* **Work to be completed**
Set down the data that follows again, exactly as written.

** Opening Input data block **

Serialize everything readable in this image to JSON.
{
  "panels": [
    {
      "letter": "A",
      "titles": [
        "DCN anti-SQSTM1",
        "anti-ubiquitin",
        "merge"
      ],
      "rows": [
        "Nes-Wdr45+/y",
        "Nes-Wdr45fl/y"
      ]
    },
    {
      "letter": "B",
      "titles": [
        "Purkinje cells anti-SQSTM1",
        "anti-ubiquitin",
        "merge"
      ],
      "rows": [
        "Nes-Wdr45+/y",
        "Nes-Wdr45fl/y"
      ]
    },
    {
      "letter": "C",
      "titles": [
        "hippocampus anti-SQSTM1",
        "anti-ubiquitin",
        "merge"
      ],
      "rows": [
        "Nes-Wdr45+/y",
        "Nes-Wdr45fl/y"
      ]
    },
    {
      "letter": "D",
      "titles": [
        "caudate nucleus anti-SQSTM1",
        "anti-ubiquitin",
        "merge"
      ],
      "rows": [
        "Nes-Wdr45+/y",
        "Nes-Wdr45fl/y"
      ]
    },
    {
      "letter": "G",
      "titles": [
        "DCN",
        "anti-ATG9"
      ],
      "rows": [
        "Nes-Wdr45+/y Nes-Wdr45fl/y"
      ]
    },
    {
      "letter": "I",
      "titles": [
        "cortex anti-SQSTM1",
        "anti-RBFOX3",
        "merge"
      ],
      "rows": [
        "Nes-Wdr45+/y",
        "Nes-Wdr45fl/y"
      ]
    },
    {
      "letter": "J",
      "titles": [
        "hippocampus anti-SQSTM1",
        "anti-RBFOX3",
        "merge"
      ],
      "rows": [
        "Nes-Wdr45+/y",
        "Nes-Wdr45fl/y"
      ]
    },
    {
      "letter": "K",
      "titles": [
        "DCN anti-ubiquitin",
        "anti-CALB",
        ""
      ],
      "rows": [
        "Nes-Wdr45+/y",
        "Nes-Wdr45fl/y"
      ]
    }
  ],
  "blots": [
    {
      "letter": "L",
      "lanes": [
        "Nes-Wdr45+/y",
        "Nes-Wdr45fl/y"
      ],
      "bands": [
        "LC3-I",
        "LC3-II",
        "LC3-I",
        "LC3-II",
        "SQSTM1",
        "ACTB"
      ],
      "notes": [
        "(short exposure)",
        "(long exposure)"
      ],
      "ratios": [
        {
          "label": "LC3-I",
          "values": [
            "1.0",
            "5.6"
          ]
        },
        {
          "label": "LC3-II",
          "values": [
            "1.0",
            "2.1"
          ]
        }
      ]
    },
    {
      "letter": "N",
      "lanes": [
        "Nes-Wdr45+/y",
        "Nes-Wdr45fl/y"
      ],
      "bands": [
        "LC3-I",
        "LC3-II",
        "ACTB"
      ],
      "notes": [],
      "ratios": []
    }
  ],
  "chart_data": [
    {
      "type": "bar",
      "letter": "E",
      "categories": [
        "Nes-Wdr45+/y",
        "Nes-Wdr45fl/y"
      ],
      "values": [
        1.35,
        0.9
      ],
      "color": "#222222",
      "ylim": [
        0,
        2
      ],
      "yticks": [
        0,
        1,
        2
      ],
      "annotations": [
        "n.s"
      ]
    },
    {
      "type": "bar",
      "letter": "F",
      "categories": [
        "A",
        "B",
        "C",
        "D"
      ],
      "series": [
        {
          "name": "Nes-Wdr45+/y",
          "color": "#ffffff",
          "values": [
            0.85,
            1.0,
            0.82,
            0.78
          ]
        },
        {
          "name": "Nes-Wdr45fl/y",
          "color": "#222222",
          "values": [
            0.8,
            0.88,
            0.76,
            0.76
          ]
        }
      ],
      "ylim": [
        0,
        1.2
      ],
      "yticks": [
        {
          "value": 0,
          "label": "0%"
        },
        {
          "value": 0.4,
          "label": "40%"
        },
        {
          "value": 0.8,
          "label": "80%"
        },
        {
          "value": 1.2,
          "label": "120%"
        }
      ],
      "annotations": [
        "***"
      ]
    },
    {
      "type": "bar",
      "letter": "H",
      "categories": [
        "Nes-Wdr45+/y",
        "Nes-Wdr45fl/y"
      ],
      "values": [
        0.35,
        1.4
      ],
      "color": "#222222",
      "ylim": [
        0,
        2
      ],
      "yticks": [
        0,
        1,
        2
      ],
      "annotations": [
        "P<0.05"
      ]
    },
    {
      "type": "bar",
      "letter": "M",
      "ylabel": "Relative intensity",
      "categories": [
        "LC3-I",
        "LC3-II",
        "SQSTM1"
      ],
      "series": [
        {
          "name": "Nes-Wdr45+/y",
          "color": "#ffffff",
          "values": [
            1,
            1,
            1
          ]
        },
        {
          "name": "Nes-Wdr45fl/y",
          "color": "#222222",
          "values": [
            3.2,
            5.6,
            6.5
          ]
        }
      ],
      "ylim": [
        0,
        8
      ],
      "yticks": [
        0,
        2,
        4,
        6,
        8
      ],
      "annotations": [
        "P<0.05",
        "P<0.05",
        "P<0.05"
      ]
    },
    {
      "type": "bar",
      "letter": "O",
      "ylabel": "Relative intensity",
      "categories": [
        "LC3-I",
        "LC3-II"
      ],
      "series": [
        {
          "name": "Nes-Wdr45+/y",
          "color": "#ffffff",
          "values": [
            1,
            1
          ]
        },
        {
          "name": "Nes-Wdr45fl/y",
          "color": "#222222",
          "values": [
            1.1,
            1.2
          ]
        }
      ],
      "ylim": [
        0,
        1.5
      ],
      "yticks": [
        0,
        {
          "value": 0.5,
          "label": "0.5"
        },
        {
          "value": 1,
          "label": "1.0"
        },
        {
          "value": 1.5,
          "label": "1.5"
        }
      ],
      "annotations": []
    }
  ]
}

** Closing Input data block **

* **Task output**
Serialize everything readable in this image to JSON.
{
  "panels": [
    {
      "letter": "A",
      "titles": [
        "DCN anti-SQSTM1",
        "anti-ubiquitin",
        "merge"
      ],
      "rows": [
        "Nes-Wdr45+/y",
        "Nes-Wdr45fl/y"
      ]
    },
    {
      "letter": "B",
      "titles": [
        "Purkinje cells anti-SQSTM1",
        "anti-ubiquitin",
        "merge"
      ],
      "rows": [
        "Nes-Wdr45+/y",
        "Nes-Wdr45fl/y"
      ]
    },
    {
      "letter": "C",
      "titles": [
        "hippocampus anti-SQSTM1",
        "anti-ubiquitin",
        "merge"
      ],
      "rows": [
        "Nes-Wdr45+/y",
        "Nes-Wdr45fl/y"
      ]
    },
    {
      "letter": "D",
      "titles": [
        "caudate nucleus anti-SQSTM1",
        "anti-ubiquitin",
        "merge"
      ],
      "rows": [
        "Nes-Wdr45+/y",
        "Nes-Wdr45fl/y"
      ]
    },
    {
      "letter": "G",
      "titles": [
        "DCN",
        "anti-ATG9"
      ],
      "rows": [
        "Nes-Wdr45+/y Nes-Wdr45fl/y"
      ]
    },
    {
      "letter": "I",
      "titles": [
        "cortex anti-SQSTM1",
        "anti-RBFOX3",
        "merge"
      ],
      "rows": [
        "Nes-Wdr45+/y",
        "Nes-Wdr45fl/y"
      ]
    },
    {
      "letter": "J",
      "titles": [
        "hippocampus anti-SQSTM1",
        "anti-RBFOX3",
        "merge"
      ],
      "rows": [
        "Nes-Wdr45+/y",
        "Nes-Wdr45fl/y"
      ]
    },
    {
      "letter": "K",
      "titles": [
        "DCN anti-ubiquitin",
        "anti-CALB",
        ""
      ],
      "rows": [
        "Nes-Wdr45+/y",
        "Nes-Wdr45fl/y"
      ]
    }
  ],
  "blots": [
    {
      "letter": "L",
      "lanes": [
        "Nes-Wdr45+/y",
        "Nes-Wdr45fl/y"
      ],
      "bands": [
        "LC3-I",
        "LC3-II",
        "LC3-I",
        "LC3-II",
        "SQSTM1",
        "ACTB"
      ],
      "notes": [
        "(short exposure)",
        "(long exposure)"
      ],
      "ratios": [
        {
          "label": "LC3-I",
          "values": [
            "1.0",
            "5.6"
          ]
        },
        {
          "label": "LC3-II",
          "values": [
            "1.0",
            "2.1"
          ]
        }
      ]
    },
    {
      "letter": "N",
      "lanes": [
        "Nes-Wdr45+/y",
        "Nes-Wdr45fl/y"
      ],
      "bands": [
        "LC3-I",
        "LC3-II",
        "ACTB"
      ],
      "notes": [],
      "ratios": []
    }
  ],
  "chart_data": [
    {
      "type": "bar",
      "letter": "E",
      "categories": [
        "Nes-Wdr45+/y",
        "Nes-Wdr45fl/y"
      ],
      "values": [
        1.35,
        0.9
      ],
      "color": "#222222",
      "ylim": [
        0,
        2
      ],
      "yticks": [
        0,
        1,
        2
      ],
      "annotations": [
        "n.s"
      ]
    },
    {
      "type": "bar",
      "letter": "F",
      "categories": [
        "A",
        "B",
        "C",
        "D"
      ],
      "series": [
        {
          "name": "Nes-Wdr45+/y",
          "color": "#ffffff",
          "values": [
            0.85,
            1.0,
            0.82,
            0.78
          ]
        },
        {
          "name": "Nes-Wdr45fl/y",
          "color": "#222222",
          "values": [
            0.8,
            0.88,
            0.76,
            0.76
          ]
        }
      ],
      "ylim": [
        0,
        1.2
      ],
      "yticks": [
        {
          "value": 0,
          "label": "0%"
        },
        {
          "value": 0.4,
          "label": "40%"
        },
        {
          "value": 0.8,
          "label": "80%"
        },
        {
          "value": 1.2,
          "label": "120%"
        }
      ],
      "annotations": [
        "***"
      ]
    },
    {
      "type": "bar",
      "letter": "H",
      "categories": [
        "Nes-Wdr45+/y",
        "Nes-Wdr45fl/y"
      ],
      "values": [
        0.35,
        1.4
      ],
      "color": "#222222",
      "ylim": [
        0,
        2
      ],
      "yticks": [
        0,
        1,
        2
      ],
      "annotations": [
        "P<0.05"
      ]
    },
    {
      "type": "bar",
      "letter": "M",
      "ylabel": "Relative intensity",
      "categories": [
        "LC3-I",
        "LC3-II",
        "SQSTM1"
      ],
      "series": [
        {
          "name": "Nes-Wdr45+/y",
          "color": "#ffffff",
          "values": [
            1,
            1,
            1
          ]
        },
        {
          "name": "Nes-Wdr45fl/y",
          "color": "#222222",
          "values": [
            3.2,
            5.6,
            6.5
          ]
        }
      ],
      "ylim": [
        0,
        8
      ],
      "yticks": [
        0,
        2,
        4,
        6,
        8
      ],
      "annotations": [
        "P<0.05",
        "P<0.05",
        "P<0.05"
      ]
    },
    {
      "type": "bar",
      "letter": "O",
      "ylabel": "Relative intensity",
      "categories": [
        "LC3-I",
        "LC3-II"
      ],
      "series": [
        {
          "name": "Nes-Wdr45+/y",
          "color": "#ffffff",
          "values": [
            1,
            1
          ]
        },
        {
          "name": "Nes-Wdr45fl/y",
          "color": "#222222",
          "values": [
            1.1,
            1.2
          ]
        }
      ],
      "ylim": [
        0,
        1.5
      ],
      "yticks": [
        0,
        {
          "value": 0.5,
          "label": "0.5"
        },
        {
          "value": 1,
          "label": "1.0"
        },
        {
          "value": 1.5,
          "label": "1.5"
        }
      ],
      "annotations": []
    }
  ]
}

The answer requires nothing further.